● DIRECTIVE
Report only the number of lines in this material that include "Divinités".

>> Start

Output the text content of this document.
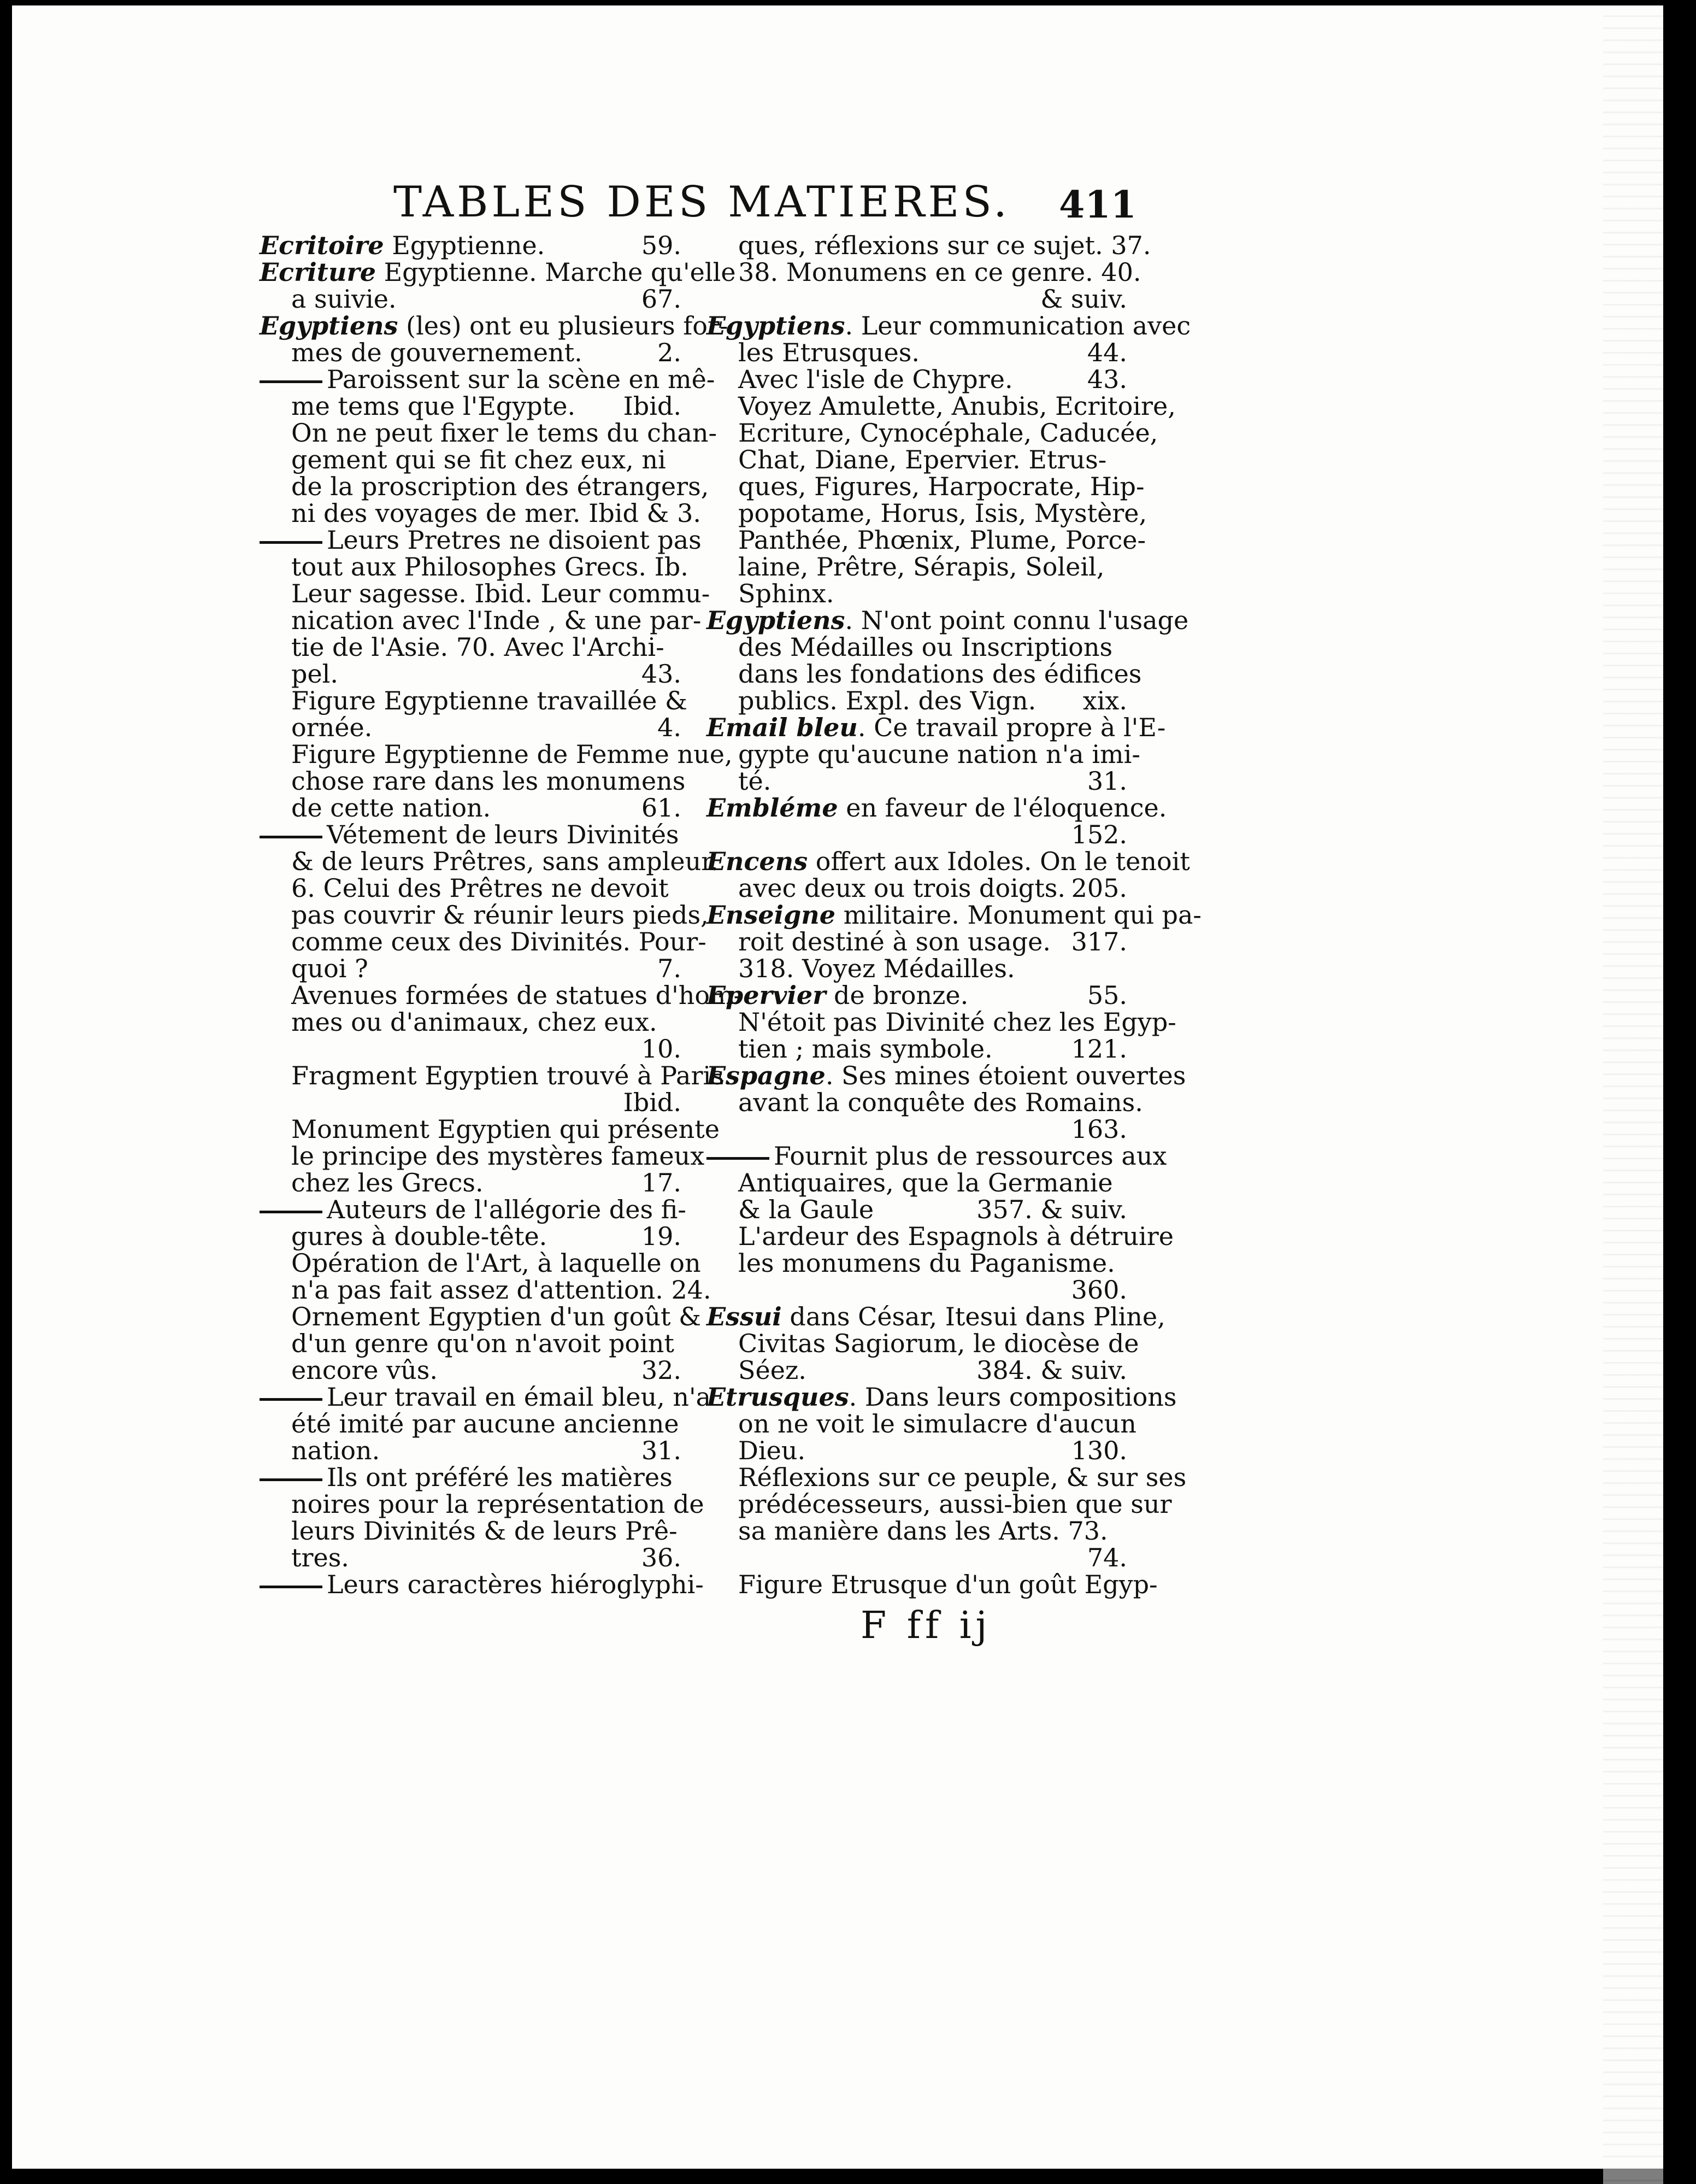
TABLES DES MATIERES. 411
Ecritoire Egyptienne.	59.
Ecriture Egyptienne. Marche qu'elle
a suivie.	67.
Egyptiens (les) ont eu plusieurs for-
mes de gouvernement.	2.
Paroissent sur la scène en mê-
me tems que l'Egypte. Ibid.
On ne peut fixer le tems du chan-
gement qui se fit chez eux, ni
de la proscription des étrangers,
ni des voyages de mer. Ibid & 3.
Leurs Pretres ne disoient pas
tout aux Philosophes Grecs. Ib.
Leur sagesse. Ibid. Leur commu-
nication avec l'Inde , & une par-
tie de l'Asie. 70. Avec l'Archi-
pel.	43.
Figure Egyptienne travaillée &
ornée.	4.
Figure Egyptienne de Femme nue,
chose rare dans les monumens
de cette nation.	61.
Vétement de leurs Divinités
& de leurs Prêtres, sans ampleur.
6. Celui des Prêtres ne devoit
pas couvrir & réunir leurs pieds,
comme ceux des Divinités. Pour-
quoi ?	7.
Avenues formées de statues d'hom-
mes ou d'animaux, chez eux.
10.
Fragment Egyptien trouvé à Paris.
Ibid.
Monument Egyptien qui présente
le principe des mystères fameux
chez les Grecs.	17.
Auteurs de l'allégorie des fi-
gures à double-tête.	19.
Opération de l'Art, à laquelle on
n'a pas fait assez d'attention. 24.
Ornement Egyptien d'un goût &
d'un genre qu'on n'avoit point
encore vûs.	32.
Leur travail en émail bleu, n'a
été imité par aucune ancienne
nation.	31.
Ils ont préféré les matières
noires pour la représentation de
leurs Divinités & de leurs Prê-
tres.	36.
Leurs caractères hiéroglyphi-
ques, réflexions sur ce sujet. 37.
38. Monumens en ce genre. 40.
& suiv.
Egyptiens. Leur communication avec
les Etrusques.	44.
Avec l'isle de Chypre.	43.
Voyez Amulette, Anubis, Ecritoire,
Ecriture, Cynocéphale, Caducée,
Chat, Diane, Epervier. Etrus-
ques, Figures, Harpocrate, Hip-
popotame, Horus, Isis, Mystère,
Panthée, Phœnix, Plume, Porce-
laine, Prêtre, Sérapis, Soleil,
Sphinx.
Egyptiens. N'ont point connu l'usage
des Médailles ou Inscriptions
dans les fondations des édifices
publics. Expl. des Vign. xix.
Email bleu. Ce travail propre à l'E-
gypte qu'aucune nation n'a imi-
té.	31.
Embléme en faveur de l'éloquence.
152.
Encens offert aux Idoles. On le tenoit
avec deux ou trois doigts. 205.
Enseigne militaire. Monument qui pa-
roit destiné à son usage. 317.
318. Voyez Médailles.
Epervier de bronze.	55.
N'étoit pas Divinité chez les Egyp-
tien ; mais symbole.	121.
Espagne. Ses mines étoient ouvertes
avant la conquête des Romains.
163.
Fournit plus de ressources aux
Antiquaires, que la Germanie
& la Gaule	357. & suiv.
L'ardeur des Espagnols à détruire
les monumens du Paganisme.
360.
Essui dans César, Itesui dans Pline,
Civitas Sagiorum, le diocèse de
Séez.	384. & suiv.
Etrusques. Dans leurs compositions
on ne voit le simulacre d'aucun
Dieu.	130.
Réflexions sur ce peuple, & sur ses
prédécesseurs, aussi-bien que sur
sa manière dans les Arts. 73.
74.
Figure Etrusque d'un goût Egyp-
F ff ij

>> End
>> Start

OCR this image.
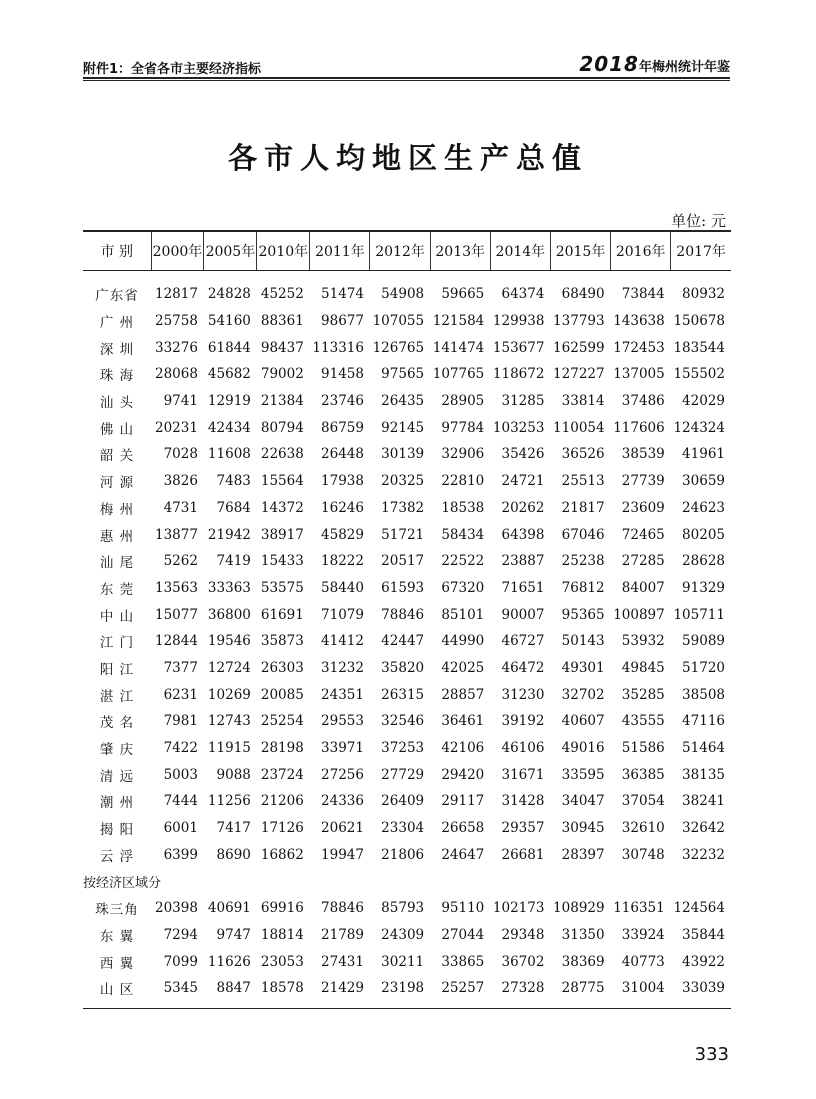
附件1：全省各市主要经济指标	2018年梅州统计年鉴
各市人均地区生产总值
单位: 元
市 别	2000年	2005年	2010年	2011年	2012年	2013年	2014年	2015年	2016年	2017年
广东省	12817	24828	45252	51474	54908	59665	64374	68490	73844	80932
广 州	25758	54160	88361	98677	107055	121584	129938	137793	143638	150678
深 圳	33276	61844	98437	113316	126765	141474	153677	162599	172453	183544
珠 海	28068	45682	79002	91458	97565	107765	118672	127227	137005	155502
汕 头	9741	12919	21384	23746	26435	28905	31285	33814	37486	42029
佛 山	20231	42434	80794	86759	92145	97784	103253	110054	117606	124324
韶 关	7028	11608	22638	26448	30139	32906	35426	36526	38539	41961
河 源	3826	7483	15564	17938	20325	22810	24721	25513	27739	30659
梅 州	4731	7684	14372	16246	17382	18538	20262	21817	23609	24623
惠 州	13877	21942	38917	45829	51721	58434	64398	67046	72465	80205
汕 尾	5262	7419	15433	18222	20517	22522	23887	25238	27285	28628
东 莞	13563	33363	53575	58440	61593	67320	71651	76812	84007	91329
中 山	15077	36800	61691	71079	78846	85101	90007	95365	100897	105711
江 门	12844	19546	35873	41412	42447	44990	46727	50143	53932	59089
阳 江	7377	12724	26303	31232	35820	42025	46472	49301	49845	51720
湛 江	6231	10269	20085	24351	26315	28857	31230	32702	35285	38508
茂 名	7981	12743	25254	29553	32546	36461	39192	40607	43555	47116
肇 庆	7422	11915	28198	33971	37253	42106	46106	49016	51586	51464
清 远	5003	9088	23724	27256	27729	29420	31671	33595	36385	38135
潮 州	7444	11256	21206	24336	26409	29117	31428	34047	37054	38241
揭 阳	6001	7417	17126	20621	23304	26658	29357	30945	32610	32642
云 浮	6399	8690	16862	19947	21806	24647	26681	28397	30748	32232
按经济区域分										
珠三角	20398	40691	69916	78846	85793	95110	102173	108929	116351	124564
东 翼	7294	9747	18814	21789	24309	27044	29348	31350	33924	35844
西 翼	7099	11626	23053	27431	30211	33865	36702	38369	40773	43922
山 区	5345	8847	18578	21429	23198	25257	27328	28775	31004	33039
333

>> End

● RESULT OF THE EXERCISE
3